やること = ホテルを取り違えた旅行記の読解文から、「二人でタクシーを降り、再び受」で始まり「オーストリア)」、私たちが泊まっているホテルは「Hostal Astoria(オスタル アストリア)」です。」で終わる部分を、一字も変えずに書き写すこと。

読解文 =
════

さて、感動したとこでタクシーを拾いホテルに戻ります。ホテルの住所を運転手に伝え、揺られること約10分。着いた場所は、あれ? ここ私たちが泊まっているホテルでないよね? と。名前は同じだけれども、外装が明らかに違います。もしかしたら、ホテルの裏側なのかなと思い、タクシーを一旦降りて、ホテルの中に入り確認してみます。受付の人に住所を見せると「ここよ!」と力強く言われ(でも、明らかに内装も違う)、あぁここなのか……と半信半疑のまま、まりあたんに「ここだって……!」と伝えます。

二人でタクシーを降り、再び受付に向かうも明らかに違う内容に不信感を隠せないまりあたん。

やはり、詳しく話を聞いてみたところここは私たちが泊まっているホテルではありませんでした。なんと、ほぼ同じ名前のホテルだったのです。ここは「Hostal Austria (オスタル オーストリア)」、私たちが泊まっているホテルは「Hostal Astoria(オスタル アストリア)」です。

════

データセットのエントリ

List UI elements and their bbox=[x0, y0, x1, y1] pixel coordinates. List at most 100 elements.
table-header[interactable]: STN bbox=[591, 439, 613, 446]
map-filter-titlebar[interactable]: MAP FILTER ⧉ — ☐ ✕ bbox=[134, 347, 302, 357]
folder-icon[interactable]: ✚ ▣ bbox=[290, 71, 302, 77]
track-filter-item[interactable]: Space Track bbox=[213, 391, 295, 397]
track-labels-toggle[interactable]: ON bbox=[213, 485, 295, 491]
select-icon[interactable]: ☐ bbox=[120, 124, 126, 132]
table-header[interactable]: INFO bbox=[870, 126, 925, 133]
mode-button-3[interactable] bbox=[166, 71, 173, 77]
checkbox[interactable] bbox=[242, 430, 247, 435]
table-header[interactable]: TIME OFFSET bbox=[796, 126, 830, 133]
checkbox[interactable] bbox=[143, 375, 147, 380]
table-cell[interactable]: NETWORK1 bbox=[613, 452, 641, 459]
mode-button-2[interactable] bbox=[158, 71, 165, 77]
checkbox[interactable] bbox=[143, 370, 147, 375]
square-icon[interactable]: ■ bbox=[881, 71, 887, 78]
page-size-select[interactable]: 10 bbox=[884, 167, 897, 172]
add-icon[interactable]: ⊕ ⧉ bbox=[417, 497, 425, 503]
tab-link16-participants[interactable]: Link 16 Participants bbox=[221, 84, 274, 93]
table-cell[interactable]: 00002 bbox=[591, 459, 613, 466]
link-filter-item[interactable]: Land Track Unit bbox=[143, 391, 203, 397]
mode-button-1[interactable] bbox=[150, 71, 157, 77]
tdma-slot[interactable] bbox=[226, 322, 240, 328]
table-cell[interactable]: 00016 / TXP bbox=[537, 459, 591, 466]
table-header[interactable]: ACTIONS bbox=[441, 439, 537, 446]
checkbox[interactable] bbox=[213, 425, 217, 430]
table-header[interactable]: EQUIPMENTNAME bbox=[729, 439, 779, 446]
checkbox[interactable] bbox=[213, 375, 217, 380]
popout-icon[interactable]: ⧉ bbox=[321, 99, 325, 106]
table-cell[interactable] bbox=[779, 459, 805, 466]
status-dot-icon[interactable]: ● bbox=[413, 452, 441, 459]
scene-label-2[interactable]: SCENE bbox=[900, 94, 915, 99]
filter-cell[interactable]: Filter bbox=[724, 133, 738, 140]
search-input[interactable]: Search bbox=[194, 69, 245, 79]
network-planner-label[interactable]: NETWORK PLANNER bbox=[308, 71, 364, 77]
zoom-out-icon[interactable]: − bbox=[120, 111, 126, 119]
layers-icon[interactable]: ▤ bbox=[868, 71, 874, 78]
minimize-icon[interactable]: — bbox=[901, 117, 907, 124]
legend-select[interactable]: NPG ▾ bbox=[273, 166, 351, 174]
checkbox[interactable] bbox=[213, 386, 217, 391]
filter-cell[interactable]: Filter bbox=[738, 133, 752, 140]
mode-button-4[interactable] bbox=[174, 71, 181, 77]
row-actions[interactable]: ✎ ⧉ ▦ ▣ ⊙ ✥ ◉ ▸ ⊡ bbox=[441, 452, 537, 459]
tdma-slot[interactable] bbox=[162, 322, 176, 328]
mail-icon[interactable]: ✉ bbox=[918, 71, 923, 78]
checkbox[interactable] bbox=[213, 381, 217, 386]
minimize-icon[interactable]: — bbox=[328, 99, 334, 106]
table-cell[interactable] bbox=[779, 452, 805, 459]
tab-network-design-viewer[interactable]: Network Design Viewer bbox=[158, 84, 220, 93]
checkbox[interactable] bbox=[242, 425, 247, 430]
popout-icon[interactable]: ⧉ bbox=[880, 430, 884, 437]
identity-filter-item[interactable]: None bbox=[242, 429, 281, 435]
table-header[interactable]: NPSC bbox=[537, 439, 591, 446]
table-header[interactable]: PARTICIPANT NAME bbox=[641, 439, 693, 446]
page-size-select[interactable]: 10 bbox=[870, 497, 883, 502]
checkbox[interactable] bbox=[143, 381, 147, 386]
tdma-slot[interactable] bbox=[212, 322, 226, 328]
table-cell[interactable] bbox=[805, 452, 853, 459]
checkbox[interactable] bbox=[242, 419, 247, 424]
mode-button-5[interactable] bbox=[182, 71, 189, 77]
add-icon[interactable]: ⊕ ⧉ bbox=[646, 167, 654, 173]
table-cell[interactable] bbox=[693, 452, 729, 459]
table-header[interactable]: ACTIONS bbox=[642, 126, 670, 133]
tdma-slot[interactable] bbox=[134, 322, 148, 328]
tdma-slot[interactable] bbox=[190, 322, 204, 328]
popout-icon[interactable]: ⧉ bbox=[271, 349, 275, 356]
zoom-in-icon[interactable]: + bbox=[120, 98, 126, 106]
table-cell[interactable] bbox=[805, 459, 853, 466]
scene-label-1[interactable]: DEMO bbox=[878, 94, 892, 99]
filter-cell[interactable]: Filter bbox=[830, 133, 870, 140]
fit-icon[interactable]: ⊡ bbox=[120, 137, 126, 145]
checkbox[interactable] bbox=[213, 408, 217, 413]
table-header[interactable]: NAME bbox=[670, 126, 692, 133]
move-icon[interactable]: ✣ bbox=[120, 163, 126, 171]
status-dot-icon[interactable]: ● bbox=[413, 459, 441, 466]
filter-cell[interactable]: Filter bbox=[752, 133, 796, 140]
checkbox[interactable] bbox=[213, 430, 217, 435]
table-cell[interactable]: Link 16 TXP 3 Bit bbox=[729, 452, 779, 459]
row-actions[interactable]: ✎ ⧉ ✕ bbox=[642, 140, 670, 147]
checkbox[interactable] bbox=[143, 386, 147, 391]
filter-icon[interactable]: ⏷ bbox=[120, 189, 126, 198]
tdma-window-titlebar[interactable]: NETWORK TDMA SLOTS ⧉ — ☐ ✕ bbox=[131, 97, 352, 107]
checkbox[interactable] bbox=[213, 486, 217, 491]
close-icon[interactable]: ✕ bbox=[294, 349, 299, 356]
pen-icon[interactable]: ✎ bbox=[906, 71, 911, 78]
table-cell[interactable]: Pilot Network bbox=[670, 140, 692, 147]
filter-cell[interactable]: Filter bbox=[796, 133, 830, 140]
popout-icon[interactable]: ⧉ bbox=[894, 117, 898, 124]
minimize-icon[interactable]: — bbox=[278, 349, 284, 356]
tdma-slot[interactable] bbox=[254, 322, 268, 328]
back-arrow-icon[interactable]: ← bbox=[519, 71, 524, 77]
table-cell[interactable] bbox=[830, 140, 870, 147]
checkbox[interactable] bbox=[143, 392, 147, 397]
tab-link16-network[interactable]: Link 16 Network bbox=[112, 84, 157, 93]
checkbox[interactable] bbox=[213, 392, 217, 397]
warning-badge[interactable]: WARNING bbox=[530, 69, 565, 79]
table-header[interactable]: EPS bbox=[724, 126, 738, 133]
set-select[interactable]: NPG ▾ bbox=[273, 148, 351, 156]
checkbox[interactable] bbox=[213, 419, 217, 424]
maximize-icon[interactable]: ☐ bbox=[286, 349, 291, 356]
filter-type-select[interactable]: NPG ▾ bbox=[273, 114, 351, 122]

════

解答 =
二人でタクシーを降り、再び受付に向かうも明らかに違う内容に不信感を隠せないまりあたん。

やはり、詳しく話を聞いてみたところここは私たちが泊まっているホテルではありませんでした。なんと、ほぼ同じ名前のホテルだったのです。ここは「Hostal Austria (オスタル オーストリア)」、私たちが泊まっているホテルは「Hostal Astoria(オスタル アストリア)」です。